— Job —
Extract the lines that hold the string "vzmeti".

— Records provided —
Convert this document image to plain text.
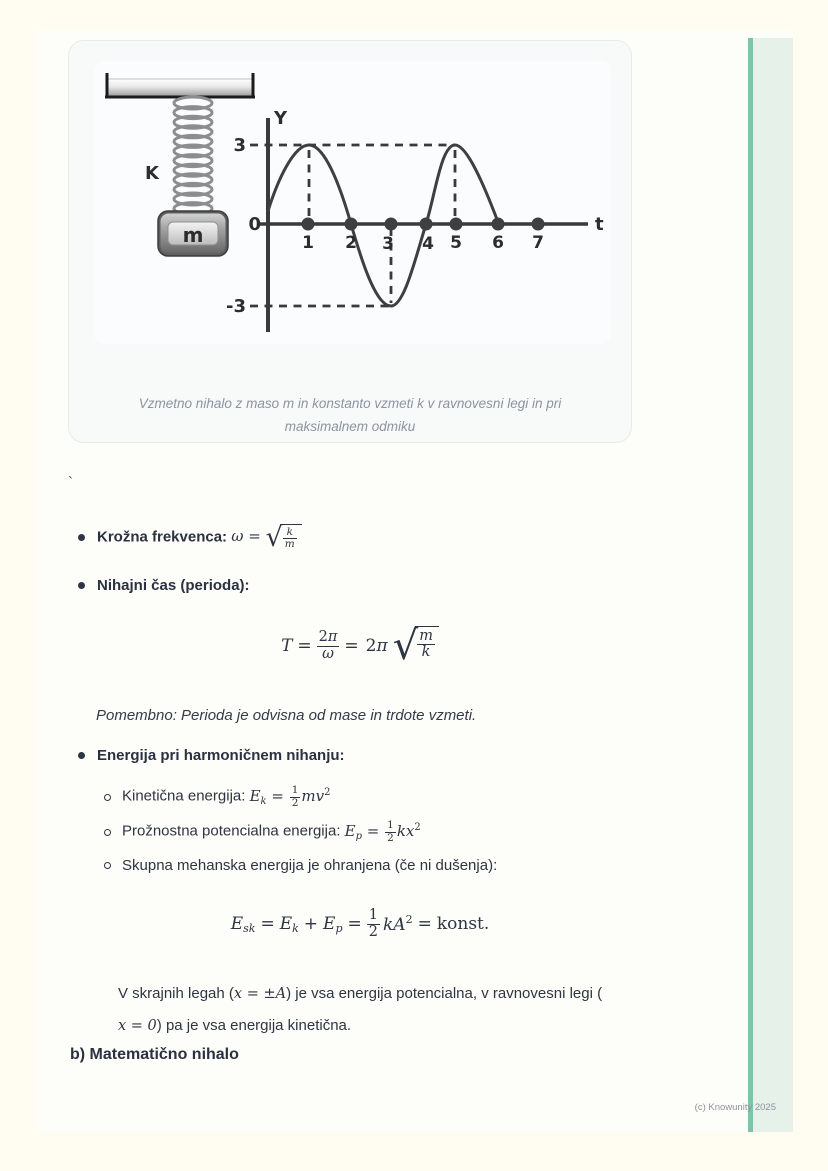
K
m
Y
t
0
3
-3
1 2 3 4 5 6 7
Vzmetno nihalo z maso m in konstanto vzmeti k v ravnovesni legi in pri maksimalnem odmiku
`
Krožna frekvenca: ω = √ $\frac{k}{m}$
Nihajni čas (perioda):
$T = \frac{2\pi}{\omega} = 2\pi$ √ $\frac{m}{k}$
Pomembno: Perioda je odvisna od mase in trdote vzmeti.
Energija pri harmoničnem nihanju:
Kinetična energija: $E_k = \frac{1}{2} mv^2$
Prožnostna potencialna energija: $E_p = \frac{1}{2} kx^2$
Skupna mehanska energija je ohranjena (če ni dušenja):
$E_{sk} = E_k + E_p = \frac{1}{2} kA^2$ = konst.
V skrajnih legah (x = ±A) je vsa energija potencialna, v ravnovesni legi (
x = 0) pa je vsa energija kinetična.
b) Matematično nihalo
(c) Knowunity 2025
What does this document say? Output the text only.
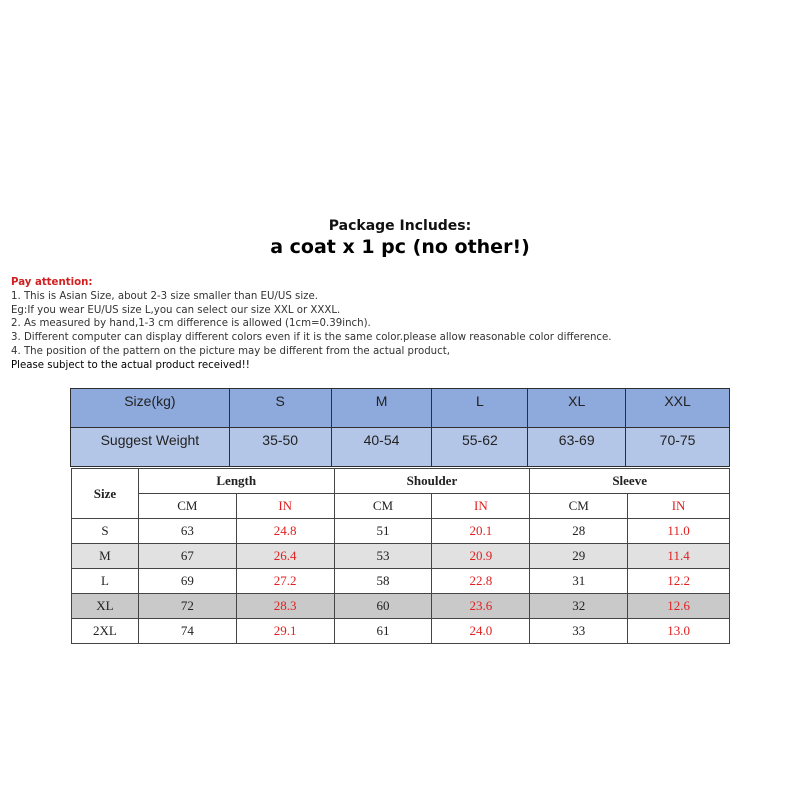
Package Includes:
a coat x 1 pc (no other!)
Pay attention:
1. This is Asian Size, about 2-3 size smaller than EU/US size.
Eg:If you wear EU/US size L,you can select our size XXL or XXXL.
2. As measured by hand,1-3 cm difference is allowed (1cm=0.39inch).
3. Different computer can display different colors even if it is the same color.please allow reasonable color difference.
4. The position of the pattern on the picture may be different from the actual product,
Please subject to the actual product received!!
Size(kg)	S	M	L	XL	XXL

Suggest Weight	35-50	40-54	55-62	63-69	70-75
Size	Length		Shoulder		Sleeve	
	CM	IN	CM	IN	CM	IN
S	63	24.8	51	20.1	28	11.0
M	67	26.4	53	20.9	29	11.4
L	69	27.2	58	22.8	31	12.2
XL	72	28.3	60	23.6	32	12.6
2XL	74	29.1	61	24.0	33	13.0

— Task answer —
Vzmetno nihalo z maso m in konstanto vzmeti k v ravnovesni legi in pri maksimalnem odmiku
Pomembno: Perioda je odvisna od mase in trdote vzmeti.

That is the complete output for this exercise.